--- Start ---
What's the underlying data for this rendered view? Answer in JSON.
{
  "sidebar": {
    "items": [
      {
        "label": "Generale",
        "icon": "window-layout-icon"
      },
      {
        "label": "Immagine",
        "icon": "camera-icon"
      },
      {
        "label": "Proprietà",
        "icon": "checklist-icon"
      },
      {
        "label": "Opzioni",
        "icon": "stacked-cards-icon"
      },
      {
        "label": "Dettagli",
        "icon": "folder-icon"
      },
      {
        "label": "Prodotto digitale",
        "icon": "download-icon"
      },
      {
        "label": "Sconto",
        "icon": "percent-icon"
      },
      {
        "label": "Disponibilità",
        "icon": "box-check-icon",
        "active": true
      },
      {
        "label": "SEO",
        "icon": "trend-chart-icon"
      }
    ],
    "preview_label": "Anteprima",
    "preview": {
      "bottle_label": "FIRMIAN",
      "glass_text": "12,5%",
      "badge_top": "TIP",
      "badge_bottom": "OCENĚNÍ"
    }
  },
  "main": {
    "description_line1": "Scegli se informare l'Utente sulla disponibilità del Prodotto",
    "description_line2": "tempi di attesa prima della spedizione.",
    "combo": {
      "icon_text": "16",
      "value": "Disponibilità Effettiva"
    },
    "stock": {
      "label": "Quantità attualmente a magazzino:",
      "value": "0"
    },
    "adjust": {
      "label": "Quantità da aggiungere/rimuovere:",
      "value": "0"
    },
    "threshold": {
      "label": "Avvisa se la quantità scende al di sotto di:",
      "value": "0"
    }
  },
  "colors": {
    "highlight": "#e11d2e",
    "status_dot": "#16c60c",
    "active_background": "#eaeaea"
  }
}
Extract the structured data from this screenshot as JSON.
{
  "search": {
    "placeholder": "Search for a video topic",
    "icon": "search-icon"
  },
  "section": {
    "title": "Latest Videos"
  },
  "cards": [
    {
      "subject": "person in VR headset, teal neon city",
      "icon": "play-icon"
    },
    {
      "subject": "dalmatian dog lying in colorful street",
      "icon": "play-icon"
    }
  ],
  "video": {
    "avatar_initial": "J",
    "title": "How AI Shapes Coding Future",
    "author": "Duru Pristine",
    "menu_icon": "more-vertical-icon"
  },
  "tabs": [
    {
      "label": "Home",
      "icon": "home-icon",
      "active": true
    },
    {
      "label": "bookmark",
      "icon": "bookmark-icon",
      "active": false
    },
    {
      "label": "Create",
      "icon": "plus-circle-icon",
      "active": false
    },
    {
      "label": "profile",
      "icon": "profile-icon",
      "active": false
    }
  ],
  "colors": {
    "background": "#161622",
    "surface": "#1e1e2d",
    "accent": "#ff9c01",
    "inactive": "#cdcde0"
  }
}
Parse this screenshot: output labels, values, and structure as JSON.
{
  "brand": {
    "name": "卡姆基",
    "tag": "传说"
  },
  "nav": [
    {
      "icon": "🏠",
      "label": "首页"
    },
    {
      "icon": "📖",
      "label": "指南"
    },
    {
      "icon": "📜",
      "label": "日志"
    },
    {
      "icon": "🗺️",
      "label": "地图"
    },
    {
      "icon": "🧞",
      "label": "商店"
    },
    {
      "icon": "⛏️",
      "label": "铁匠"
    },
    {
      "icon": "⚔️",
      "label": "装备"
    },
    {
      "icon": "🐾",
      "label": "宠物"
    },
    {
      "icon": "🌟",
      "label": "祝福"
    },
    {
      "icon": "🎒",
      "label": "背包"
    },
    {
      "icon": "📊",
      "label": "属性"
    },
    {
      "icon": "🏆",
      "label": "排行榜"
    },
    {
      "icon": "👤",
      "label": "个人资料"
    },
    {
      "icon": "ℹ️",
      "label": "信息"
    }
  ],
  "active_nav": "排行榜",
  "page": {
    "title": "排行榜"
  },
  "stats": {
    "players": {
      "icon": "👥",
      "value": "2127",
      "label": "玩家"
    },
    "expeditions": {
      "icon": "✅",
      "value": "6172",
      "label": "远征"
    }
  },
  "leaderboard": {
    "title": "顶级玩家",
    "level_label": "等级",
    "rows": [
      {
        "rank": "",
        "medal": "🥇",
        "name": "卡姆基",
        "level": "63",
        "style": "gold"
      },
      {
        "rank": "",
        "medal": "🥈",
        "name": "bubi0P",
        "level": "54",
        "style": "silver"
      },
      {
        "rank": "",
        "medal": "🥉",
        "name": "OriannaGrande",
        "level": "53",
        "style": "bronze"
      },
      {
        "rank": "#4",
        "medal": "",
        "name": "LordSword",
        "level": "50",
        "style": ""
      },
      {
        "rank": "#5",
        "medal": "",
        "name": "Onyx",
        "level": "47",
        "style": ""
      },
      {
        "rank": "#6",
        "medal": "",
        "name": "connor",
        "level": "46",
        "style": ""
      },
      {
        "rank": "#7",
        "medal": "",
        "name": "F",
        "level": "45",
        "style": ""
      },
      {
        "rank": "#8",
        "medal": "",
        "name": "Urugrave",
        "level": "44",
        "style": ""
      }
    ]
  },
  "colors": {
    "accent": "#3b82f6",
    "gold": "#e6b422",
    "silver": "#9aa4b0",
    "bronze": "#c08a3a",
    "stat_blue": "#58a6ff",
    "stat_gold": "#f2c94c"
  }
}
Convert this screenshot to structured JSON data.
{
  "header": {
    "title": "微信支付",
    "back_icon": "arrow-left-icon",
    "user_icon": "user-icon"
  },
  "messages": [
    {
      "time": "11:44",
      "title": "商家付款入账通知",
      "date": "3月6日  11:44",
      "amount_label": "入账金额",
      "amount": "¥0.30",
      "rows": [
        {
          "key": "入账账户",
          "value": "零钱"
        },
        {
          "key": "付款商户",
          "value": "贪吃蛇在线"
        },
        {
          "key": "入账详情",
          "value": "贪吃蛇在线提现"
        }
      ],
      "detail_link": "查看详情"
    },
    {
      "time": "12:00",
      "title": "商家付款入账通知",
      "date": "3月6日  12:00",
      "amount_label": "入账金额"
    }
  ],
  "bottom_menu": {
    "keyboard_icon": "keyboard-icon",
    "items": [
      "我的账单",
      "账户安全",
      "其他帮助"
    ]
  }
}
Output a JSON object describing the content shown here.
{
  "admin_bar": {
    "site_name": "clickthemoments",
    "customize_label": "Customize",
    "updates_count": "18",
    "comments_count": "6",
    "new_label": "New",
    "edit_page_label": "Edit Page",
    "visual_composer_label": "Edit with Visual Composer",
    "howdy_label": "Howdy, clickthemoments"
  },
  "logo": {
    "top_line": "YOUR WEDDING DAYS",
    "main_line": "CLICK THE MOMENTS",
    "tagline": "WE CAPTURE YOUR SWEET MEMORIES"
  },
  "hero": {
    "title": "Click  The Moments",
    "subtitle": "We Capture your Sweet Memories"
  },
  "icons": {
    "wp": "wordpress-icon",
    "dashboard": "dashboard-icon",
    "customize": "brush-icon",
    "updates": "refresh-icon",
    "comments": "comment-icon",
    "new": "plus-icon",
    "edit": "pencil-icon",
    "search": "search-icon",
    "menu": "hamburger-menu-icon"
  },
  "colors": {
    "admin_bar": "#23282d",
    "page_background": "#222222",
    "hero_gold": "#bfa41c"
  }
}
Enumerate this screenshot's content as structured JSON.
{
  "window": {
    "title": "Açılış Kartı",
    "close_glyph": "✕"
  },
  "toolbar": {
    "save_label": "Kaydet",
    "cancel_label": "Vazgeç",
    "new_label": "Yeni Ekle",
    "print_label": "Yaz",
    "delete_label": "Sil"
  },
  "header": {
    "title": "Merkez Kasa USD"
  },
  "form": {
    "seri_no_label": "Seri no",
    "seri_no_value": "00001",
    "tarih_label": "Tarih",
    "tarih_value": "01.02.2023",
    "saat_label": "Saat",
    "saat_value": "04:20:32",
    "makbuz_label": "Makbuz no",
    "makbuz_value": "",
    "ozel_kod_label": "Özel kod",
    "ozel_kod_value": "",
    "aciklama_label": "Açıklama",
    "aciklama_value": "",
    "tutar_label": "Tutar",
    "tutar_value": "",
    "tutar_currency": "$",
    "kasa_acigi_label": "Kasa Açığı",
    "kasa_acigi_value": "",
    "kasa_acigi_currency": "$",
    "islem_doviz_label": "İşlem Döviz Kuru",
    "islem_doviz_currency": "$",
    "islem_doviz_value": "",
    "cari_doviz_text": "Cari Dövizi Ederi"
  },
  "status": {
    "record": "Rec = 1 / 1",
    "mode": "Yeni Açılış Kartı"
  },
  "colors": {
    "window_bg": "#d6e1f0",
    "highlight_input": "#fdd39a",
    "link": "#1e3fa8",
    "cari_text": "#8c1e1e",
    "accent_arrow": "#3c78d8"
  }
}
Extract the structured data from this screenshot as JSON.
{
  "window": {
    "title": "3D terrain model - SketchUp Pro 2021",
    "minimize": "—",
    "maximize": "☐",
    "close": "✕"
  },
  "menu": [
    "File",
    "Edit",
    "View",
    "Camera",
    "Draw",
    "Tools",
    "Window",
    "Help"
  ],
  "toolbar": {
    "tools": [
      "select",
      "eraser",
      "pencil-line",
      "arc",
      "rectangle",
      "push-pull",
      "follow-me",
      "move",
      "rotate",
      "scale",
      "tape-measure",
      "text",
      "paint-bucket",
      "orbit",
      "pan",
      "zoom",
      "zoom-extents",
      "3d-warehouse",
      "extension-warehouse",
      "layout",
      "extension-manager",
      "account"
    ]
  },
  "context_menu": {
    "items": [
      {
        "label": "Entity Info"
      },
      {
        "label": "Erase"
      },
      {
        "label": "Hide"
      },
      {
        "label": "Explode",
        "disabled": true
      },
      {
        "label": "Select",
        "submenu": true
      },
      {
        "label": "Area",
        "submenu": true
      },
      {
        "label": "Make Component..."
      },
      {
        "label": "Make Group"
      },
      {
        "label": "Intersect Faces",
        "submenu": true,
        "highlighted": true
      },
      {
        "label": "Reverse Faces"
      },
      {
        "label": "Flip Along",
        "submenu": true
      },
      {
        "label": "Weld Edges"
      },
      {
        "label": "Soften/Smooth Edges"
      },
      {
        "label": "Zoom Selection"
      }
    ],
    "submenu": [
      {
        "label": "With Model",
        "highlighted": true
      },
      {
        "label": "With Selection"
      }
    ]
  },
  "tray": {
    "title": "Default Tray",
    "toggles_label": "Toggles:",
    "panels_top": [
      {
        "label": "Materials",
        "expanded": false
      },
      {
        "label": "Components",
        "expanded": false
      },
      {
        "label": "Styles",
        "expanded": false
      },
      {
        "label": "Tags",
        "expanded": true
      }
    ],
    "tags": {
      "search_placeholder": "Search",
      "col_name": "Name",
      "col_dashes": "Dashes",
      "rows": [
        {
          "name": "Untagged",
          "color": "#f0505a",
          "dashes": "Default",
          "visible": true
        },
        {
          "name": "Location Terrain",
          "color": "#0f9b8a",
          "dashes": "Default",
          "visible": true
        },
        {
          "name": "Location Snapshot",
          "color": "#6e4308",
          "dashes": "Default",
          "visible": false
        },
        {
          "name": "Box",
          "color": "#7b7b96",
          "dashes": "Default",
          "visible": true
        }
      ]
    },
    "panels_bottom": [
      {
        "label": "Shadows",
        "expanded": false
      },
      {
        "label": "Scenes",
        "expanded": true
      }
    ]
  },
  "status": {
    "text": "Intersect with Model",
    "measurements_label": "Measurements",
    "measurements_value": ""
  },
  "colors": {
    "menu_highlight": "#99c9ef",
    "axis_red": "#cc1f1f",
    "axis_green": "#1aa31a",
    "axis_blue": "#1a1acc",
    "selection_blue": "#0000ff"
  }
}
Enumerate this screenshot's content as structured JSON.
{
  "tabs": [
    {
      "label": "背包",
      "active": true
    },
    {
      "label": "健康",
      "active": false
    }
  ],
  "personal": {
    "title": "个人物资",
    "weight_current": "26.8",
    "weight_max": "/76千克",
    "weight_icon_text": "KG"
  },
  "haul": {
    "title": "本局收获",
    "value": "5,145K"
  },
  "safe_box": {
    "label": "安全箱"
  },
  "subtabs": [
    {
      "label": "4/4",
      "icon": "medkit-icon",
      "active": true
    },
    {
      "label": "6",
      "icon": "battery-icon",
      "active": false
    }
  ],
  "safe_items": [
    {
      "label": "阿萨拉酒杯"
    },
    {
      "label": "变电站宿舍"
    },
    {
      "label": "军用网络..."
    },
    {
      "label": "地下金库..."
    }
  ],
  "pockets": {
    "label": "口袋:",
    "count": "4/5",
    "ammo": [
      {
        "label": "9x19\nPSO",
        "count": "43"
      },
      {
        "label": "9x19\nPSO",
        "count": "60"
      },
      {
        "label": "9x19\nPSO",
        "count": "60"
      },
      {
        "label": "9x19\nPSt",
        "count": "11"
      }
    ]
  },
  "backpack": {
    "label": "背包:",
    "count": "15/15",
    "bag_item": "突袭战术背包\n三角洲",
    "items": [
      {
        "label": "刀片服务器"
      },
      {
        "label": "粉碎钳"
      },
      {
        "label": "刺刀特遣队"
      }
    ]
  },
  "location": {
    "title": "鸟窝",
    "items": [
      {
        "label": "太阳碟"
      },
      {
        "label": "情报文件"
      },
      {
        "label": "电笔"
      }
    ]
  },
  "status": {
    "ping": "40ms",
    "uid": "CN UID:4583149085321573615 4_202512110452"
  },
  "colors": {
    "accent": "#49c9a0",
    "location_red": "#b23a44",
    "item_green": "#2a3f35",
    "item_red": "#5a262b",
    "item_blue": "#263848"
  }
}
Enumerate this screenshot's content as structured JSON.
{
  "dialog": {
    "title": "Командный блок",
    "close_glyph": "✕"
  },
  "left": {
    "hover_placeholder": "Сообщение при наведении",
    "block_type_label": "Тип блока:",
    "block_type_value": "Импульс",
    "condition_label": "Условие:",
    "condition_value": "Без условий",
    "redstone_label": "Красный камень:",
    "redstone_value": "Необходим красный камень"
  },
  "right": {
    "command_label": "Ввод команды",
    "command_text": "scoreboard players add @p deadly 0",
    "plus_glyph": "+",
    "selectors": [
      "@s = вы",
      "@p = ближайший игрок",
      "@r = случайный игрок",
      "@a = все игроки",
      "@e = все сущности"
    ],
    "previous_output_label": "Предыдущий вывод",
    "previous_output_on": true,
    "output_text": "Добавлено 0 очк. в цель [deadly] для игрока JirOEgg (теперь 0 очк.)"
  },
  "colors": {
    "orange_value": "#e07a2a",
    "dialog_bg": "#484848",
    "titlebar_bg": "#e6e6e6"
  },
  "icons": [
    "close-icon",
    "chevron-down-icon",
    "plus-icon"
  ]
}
--- End ---
> [EXERCISE DETAILS]: Compute the number of lines above that contain the string "data". Reply with that value only.

> [OUTPUT OF THE EXERCISE]: 4